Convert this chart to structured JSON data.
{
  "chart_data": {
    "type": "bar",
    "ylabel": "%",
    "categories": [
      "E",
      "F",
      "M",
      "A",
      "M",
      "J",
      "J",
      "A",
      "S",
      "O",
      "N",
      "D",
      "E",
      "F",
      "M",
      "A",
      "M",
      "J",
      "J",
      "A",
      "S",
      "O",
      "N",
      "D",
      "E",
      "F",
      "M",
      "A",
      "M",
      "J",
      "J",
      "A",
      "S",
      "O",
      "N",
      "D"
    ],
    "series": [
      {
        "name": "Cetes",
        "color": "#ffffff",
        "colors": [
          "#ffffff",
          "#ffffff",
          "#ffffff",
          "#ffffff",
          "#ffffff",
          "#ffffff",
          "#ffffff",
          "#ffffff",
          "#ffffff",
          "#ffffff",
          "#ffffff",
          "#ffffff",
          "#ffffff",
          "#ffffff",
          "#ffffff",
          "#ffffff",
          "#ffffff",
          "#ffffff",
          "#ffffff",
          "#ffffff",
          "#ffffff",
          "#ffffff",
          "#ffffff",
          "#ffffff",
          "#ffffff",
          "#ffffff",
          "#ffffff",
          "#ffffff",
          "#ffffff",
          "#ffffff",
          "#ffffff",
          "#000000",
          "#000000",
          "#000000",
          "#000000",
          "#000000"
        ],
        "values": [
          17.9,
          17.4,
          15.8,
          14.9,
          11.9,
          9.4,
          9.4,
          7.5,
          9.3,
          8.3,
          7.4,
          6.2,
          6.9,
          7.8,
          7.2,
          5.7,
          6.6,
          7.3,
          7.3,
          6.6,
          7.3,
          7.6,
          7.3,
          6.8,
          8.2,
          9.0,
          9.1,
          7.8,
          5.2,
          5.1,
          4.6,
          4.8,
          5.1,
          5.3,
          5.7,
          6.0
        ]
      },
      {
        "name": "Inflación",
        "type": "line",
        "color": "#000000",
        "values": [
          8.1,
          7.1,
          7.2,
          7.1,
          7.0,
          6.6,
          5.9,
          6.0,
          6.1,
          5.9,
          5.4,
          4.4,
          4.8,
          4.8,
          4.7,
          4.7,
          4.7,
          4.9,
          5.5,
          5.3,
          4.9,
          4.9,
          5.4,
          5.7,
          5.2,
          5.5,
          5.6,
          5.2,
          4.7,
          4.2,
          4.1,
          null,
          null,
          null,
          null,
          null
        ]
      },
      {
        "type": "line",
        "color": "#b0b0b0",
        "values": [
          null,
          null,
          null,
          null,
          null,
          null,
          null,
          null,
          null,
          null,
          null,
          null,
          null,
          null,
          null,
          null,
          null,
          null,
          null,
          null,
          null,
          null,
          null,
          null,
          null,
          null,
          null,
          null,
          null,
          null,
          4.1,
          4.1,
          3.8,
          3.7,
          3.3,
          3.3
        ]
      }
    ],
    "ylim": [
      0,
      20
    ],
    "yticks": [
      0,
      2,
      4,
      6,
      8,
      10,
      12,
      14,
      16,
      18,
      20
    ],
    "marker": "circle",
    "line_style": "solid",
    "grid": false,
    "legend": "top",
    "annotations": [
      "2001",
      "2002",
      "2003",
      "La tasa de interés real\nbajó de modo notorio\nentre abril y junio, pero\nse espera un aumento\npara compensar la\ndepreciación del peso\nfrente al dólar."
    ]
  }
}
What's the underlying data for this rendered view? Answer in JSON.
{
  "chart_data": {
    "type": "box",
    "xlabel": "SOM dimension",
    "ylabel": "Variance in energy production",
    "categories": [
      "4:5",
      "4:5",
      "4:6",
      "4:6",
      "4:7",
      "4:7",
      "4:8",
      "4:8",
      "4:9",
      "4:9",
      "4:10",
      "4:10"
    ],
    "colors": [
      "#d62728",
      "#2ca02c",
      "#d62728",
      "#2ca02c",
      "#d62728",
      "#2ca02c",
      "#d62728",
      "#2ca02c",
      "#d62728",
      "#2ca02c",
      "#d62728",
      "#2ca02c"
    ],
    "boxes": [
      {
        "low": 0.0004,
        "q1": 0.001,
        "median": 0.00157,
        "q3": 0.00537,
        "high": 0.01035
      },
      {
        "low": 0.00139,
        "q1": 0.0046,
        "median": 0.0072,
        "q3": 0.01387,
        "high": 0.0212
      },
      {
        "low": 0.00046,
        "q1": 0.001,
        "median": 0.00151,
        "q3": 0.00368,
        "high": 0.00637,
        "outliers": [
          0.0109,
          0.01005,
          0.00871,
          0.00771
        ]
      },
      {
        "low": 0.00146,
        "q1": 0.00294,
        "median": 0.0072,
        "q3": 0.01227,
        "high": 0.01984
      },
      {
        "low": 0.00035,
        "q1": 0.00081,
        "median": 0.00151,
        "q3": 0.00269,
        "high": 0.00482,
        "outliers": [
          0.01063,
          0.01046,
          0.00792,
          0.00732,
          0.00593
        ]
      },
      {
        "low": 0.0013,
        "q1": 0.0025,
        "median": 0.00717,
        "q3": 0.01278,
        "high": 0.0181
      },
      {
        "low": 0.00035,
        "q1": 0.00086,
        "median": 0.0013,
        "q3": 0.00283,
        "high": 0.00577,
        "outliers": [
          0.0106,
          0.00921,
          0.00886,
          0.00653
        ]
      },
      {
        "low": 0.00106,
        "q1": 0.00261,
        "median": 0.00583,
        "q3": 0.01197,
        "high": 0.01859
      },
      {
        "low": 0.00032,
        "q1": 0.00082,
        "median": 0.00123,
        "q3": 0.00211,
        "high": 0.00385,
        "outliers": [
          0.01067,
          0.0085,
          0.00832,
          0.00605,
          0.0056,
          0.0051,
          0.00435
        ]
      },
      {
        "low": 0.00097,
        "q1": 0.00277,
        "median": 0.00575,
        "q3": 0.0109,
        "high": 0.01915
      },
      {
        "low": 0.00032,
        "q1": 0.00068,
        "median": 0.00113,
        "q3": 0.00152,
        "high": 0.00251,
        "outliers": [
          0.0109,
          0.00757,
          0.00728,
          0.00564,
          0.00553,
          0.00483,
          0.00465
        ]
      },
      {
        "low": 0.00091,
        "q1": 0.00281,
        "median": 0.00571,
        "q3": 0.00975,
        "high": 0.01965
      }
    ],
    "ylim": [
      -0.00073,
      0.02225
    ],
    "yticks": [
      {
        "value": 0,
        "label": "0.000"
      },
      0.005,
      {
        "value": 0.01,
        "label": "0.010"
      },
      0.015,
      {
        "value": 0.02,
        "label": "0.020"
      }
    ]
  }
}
* * * * * * *
**Your task**
Where does the word "type" appear in the listing? List each line that holds it.

**Output for this exercise**
    "type": "bar",
        "type": "line",
        "type": "line",
    "type": "box",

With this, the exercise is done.